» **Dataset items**
☆ ☆ ☆ ☆

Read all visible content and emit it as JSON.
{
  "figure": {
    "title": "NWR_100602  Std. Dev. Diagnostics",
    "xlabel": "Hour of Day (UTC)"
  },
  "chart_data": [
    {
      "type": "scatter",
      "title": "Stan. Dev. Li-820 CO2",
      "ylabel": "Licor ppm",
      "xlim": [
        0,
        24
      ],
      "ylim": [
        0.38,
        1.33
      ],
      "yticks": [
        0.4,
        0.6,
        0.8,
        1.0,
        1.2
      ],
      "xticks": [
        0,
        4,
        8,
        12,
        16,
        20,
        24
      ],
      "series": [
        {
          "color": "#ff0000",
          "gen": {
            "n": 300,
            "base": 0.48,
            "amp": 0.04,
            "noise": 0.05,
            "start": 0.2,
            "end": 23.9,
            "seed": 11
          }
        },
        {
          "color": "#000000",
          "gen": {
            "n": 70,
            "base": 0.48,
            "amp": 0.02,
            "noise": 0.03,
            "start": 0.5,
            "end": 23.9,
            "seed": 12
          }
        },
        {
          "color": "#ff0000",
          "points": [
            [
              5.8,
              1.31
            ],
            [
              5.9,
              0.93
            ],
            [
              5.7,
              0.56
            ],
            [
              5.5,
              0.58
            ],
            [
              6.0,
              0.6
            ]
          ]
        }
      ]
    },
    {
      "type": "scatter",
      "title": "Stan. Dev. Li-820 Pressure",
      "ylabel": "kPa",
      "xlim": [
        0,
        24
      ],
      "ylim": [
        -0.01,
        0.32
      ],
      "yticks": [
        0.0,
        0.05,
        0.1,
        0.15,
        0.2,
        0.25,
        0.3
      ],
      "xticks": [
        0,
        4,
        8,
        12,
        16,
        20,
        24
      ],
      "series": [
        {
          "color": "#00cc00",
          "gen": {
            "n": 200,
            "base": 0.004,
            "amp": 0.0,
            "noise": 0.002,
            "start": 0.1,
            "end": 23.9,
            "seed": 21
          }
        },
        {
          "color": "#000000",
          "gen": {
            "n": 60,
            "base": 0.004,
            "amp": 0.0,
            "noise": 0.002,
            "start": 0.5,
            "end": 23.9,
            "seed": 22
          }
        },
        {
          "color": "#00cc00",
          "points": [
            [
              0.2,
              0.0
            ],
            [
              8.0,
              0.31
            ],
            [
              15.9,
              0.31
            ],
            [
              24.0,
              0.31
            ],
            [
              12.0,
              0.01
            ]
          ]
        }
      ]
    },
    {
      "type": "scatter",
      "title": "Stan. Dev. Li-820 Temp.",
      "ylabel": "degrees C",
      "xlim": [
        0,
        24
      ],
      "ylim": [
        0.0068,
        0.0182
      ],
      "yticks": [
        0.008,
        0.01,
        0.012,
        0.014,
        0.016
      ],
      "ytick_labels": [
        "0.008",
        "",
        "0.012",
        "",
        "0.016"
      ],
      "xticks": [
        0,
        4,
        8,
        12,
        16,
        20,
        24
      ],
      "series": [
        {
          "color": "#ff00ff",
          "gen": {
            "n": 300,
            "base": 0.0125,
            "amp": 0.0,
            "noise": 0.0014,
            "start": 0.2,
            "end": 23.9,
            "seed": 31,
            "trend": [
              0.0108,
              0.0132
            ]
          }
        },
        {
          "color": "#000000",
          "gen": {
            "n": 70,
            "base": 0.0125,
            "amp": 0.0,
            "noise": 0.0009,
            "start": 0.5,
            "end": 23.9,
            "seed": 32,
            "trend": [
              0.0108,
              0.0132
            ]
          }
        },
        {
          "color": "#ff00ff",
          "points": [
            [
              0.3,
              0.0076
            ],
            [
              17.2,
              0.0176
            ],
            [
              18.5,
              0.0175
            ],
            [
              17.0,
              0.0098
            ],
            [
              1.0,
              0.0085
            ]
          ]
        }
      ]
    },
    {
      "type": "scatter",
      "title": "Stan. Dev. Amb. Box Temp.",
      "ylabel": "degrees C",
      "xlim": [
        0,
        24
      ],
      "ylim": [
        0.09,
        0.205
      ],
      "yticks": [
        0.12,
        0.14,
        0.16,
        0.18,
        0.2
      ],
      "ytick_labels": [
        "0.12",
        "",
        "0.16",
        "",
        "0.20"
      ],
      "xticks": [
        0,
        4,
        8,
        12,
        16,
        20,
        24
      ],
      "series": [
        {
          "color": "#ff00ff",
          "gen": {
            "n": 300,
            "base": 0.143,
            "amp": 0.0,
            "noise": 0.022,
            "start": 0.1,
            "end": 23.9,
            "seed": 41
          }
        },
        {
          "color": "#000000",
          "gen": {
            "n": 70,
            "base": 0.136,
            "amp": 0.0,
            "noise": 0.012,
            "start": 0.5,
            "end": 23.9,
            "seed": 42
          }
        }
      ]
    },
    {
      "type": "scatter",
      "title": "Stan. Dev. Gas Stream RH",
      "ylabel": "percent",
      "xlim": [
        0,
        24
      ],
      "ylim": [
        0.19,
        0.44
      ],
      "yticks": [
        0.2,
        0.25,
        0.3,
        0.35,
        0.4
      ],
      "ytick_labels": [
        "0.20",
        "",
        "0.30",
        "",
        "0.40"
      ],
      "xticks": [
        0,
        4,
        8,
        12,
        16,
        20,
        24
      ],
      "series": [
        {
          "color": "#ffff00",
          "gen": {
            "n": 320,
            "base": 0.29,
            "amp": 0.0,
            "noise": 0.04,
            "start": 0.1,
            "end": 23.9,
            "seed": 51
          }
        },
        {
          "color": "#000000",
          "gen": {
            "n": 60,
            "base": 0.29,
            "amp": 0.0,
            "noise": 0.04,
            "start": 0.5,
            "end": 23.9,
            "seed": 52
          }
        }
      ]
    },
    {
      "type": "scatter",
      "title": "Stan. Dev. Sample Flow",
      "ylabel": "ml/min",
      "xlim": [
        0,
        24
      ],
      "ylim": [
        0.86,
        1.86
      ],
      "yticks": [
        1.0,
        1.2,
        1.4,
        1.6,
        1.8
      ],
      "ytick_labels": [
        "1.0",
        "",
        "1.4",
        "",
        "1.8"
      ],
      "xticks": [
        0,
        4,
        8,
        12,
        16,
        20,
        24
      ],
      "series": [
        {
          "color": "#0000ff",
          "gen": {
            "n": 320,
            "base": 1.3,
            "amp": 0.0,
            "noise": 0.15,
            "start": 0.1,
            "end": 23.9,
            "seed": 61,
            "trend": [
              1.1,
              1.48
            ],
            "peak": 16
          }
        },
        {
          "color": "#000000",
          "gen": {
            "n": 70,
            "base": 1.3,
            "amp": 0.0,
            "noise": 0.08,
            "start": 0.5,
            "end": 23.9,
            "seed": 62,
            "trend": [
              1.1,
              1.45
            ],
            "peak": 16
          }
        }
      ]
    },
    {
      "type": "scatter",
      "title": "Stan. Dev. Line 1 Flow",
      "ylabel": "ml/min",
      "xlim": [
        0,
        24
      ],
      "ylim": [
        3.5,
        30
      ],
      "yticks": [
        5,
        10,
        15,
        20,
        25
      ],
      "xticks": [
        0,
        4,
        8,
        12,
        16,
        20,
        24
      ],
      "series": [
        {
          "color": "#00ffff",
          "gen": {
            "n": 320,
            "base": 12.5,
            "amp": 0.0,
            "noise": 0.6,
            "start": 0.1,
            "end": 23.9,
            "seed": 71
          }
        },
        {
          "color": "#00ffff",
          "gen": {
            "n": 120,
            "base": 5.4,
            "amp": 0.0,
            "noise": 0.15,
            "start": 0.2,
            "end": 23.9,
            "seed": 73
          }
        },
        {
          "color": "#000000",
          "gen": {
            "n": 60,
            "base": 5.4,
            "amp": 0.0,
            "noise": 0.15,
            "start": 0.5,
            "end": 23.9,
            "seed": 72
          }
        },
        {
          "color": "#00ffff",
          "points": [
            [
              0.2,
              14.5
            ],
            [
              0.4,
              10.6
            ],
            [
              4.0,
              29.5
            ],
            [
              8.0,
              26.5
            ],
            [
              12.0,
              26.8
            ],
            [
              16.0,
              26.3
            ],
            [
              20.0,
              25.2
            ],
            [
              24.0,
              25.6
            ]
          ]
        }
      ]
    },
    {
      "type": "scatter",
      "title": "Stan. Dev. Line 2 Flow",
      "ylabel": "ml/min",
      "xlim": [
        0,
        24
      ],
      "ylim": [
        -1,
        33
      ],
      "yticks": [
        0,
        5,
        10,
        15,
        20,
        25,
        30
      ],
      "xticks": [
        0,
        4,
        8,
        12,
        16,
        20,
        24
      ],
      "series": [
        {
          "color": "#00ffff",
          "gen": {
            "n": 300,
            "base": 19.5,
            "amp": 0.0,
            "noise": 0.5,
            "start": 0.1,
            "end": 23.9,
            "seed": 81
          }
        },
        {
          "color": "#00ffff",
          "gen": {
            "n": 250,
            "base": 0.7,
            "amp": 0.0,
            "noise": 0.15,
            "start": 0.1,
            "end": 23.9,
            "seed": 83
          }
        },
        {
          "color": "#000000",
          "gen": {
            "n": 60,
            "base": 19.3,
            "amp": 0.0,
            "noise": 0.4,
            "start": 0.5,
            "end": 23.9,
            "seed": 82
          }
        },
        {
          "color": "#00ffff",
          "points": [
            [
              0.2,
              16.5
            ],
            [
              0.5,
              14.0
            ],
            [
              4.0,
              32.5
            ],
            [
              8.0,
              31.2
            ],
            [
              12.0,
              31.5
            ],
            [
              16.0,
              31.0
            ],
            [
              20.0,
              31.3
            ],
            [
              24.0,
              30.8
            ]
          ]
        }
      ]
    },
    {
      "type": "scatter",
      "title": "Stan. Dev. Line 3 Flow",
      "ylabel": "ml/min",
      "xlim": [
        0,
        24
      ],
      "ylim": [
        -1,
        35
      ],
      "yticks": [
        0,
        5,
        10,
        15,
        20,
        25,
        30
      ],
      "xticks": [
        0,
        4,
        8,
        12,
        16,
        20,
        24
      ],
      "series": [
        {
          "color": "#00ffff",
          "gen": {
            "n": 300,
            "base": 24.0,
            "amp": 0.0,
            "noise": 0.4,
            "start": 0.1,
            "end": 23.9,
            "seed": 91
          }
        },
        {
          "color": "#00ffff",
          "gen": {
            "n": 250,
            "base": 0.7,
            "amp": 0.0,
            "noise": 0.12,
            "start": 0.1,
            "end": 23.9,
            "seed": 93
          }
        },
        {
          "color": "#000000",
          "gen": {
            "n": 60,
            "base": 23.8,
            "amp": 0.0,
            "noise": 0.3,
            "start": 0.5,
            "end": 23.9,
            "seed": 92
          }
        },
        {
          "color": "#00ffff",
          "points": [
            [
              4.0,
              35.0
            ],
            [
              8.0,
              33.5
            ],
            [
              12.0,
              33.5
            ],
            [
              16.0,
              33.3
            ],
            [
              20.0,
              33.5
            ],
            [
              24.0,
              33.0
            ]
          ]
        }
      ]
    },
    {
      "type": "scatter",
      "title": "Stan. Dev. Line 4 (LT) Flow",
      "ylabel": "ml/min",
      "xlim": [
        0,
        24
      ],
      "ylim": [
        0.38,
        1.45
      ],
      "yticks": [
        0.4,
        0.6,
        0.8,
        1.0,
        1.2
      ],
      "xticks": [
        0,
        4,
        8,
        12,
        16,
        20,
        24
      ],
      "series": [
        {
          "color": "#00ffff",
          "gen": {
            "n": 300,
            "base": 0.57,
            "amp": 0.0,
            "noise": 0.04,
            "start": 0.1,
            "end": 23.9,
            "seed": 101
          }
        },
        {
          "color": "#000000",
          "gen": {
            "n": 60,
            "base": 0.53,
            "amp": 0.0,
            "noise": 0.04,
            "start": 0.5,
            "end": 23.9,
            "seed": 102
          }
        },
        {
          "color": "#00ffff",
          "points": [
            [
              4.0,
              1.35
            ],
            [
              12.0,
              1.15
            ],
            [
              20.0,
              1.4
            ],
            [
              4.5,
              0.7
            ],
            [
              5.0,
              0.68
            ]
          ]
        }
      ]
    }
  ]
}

☆ ☆ ☆ ☆

» **Problem**
Pull out all lines of the data with the string "title".

» **Response to the task**
    "title": "NWR_100602  Std. Dev. Diagnostics",
      "title": "Stan. Dev. Li-820 CO2",
      "title": "Stan. Dev. Li-820 Pressure",
      "title": "Stan. Dev. Li-820 Temp.",
      "title": "Stan. Dev. Amb. Box Temp.",
      "title": "Stan. Dev. Gas Stream RH",
      "title": "Stan. Dev. Sample Flow",
      "title": "Stan. Dev. Line 1 Flow",
      "title": "Stan. Dev. Line 2 Flow",
      "title": "Stan. Dev. Line 3 Flow",
      "title": "Stan. Dev. Line 4 (LT) Flow",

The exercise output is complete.